(Dataset listings of figures)

****

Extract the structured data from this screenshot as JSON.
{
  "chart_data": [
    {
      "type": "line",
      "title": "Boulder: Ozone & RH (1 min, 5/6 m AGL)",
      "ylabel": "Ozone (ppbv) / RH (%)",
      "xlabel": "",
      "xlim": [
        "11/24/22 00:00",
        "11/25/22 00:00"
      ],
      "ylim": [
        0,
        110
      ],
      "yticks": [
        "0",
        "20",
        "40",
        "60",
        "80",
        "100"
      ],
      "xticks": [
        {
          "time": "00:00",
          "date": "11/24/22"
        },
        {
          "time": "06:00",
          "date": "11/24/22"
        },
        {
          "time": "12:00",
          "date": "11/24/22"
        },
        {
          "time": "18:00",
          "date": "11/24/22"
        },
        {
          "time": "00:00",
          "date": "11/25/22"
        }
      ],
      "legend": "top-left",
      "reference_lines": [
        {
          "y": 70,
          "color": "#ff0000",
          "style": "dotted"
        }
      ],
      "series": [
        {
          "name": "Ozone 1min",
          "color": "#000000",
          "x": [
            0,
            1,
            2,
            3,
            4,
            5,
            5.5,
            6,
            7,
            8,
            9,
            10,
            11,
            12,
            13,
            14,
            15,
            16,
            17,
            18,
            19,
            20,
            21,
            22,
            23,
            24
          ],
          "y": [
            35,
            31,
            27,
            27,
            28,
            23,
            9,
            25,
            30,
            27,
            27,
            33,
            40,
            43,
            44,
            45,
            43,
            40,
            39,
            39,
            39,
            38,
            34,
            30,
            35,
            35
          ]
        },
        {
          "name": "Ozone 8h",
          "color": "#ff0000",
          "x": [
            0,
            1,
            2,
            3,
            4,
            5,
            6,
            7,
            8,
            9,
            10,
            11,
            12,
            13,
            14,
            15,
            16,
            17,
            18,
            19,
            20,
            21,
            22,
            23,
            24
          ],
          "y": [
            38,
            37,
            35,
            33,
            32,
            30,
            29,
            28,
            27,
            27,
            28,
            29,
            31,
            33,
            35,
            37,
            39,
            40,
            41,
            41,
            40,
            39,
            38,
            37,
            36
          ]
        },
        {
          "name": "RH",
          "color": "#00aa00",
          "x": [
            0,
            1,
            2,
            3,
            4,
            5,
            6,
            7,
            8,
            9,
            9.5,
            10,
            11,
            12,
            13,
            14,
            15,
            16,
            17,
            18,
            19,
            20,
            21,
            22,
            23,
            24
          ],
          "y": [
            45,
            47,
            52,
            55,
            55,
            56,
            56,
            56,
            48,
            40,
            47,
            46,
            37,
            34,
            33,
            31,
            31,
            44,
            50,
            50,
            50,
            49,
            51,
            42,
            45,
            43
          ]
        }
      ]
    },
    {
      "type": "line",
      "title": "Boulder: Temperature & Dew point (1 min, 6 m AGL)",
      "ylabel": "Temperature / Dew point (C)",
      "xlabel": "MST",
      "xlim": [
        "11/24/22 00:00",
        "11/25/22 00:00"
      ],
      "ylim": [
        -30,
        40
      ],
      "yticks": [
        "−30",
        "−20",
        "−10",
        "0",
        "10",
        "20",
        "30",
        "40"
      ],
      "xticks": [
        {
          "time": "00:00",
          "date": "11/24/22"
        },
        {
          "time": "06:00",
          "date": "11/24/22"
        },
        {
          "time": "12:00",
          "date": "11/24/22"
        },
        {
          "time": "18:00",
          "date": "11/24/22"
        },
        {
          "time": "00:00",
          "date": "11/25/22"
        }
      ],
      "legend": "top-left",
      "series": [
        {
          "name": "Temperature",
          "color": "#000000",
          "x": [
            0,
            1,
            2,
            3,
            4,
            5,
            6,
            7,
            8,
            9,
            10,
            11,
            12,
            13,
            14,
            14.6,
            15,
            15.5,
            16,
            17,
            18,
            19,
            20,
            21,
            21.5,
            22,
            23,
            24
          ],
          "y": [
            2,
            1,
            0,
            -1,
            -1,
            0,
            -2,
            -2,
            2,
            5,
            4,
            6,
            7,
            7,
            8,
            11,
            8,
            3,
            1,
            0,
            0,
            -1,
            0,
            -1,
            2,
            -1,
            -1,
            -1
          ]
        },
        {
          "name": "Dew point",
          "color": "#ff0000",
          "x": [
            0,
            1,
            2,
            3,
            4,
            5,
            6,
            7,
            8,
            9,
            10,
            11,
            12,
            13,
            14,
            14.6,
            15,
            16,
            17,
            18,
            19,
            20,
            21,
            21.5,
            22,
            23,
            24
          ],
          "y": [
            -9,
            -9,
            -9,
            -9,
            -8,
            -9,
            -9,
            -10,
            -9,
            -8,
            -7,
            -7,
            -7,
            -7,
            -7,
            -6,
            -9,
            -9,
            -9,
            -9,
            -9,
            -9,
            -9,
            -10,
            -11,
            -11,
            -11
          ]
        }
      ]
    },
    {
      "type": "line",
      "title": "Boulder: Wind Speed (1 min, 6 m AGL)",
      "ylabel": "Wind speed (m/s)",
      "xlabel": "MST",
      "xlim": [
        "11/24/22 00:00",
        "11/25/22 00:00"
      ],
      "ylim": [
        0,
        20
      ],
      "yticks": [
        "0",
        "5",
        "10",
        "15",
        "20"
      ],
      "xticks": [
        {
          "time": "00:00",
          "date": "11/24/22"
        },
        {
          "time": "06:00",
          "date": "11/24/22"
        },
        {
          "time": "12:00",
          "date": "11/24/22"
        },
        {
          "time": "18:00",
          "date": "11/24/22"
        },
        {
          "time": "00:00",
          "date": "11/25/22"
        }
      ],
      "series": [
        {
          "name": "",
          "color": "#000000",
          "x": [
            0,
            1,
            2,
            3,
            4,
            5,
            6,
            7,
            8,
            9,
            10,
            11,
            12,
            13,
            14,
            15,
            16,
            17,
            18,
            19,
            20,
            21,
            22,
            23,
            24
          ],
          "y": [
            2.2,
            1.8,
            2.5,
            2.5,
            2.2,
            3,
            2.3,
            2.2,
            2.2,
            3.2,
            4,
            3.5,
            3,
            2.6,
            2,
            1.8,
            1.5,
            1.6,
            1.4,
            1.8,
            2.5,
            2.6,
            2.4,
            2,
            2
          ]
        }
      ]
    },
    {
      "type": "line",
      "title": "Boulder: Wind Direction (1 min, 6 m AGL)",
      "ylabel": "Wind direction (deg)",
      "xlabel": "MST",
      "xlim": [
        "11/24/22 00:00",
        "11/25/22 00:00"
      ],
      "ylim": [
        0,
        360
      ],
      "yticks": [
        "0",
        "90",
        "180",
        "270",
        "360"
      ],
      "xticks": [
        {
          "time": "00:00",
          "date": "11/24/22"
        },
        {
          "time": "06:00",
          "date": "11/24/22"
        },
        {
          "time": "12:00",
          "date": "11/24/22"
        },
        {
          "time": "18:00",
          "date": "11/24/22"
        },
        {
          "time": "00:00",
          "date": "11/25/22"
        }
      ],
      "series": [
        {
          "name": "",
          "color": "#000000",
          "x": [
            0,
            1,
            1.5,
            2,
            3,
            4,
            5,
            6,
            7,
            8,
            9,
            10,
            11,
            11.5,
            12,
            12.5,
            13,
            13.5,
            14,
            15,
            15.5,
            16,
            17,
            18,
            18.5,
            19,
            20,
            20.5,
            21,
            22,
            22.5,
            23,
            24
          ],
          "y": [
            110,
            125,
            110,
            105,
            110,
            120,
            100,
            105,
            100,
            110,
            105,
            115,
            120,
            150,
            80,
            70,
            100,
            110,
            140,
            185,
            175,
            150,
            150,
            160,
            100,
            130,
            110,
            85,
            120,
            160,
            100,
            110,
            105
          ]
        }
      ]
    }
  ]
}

****

Stated problem
How many lines of the data hold the string "Wind"? Reply with the number alone.

Finished answer
4